» **TO DO**
Copy out every record below exactly as written, but leave out any pictures.

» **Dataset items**
- - - - -
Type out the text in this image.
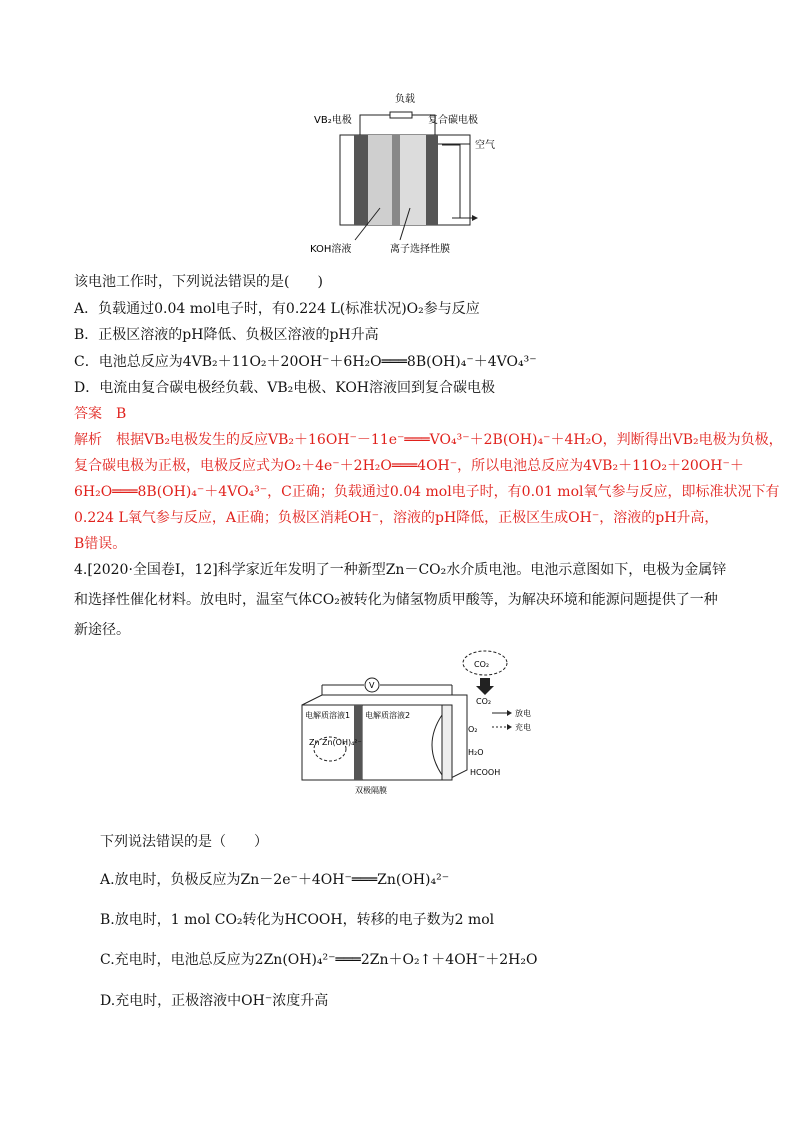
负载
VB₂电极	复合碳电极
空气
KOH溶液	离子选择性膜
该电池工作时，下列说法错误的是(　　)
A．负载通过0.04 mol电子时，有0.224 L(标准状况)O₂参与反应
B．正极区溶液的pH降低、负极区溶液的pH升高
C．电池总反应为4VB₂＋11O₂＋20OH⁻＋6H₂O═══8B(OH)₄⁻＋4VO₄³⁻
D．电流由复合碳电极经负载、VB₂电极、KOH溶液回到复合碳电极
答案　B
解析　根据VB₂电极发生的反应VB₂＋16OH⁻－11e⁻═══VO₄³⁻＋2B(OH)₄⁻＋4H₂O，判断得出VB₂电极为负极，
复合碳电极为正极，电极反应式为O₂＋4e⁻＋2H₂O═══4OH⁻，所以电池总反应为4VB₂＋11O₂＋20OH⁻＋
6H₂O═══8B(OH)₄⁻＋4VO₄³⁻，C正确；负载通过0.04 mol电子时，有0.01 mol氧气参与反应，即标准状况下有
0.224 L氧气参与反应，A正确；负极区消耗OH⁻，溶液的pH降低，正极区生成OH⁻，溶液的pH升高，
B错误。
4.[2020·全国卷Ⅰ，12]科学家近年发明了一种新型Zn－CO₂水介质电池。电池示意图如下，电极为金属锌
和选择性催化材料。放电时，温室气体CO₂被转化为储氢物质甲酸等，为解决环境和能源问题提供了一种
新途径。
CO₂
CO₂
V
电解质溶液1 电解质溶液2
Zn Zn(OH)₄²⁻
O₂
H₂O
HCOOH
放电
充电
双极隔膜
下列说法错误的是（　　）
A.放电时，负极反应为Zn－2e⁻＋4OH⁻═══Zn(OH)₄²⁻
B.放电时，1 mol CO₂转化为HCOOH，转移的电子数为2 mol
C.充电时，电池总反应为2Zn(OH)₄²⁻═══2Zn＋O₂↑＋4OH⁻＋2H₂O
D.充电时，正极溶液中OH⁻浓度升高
- - - - -
» **ANSWER TO THE EXERCISE**
Type out the text in this image.
负载
VB₂电极	复合碳电极
空气
KOH溶液	离子选择性膜
该电池工作时，下列说法错误的是(　　)
A．负载通过0.04 mol电子时，有0.224 L(标准状况)O₂参与反应
B．正极区溶液的pH降低、负极区溶液的pH升高
C．电池总反应为4VB₂＋11O₂＋20OH⁻＋6H₂O═══8B(OH)₄⁻＋4VO₄³⁻
D．电流由复合碳电极经负载、VB₂电极、KOH溶液回到复合碳电极
答案　B
解析　根据VB₂电极发生的反应VB₂＋16OH⁻－11e⁻═══VO₄³⁻＋2B(OH)₄⁻＋4H₂O，判断得出VB₂电极为负极，
复合碳电极为正极，电极反应式为O₂＋4e⁻＋2H₂O═══4OH⁻，所以电池总反应为4VB₂＋11O₂＋20OH⁻＋
6H₂O═══8B(OH)₄⁻＋4VO₄³⁻，C正确；负载通过0.04 mol电子时，有0.01 mol氧气参与反应，即标准状况下有
0.224 L氧气参与反应，A正确；负极区消耗OH⁻，溶液的pH降低，正极区生成OH⁻，溶液的pH升高，
B错误。
4.[2020·全国卷Ⅰ，12]科学家近年发明了一种新型Zn－CO₂水介质电池。电池示意图如下，电极为金属锌
和选择性催化材料。放电时，温室气体CO₂被转化为储氢物质甲酸等，为解决环境和能源问题提供了一种
新途径。
CO₂
CO₂
V
电解质溶液1 电解质溶液2
Zn Zn(OH)₄²⁻
O₂
H₂O
HCOOH
放电
充电
双极隔膜
下列说法错误的是（　　）
A.放电时，负极反应为Zn－2e⁻＋4OH⁻═══Zn(OH)₄²⁻
B.放电时，1 mol CO₂转化为HCOOH，转移的电子数为2 mol
C.充电时，电池总反应为2Zn(OH)₄²⁻═══2Zn＋O₂↑＋4OH⁻＋2H₂O
D.充电时，正极溶液中OH⁻浓度升高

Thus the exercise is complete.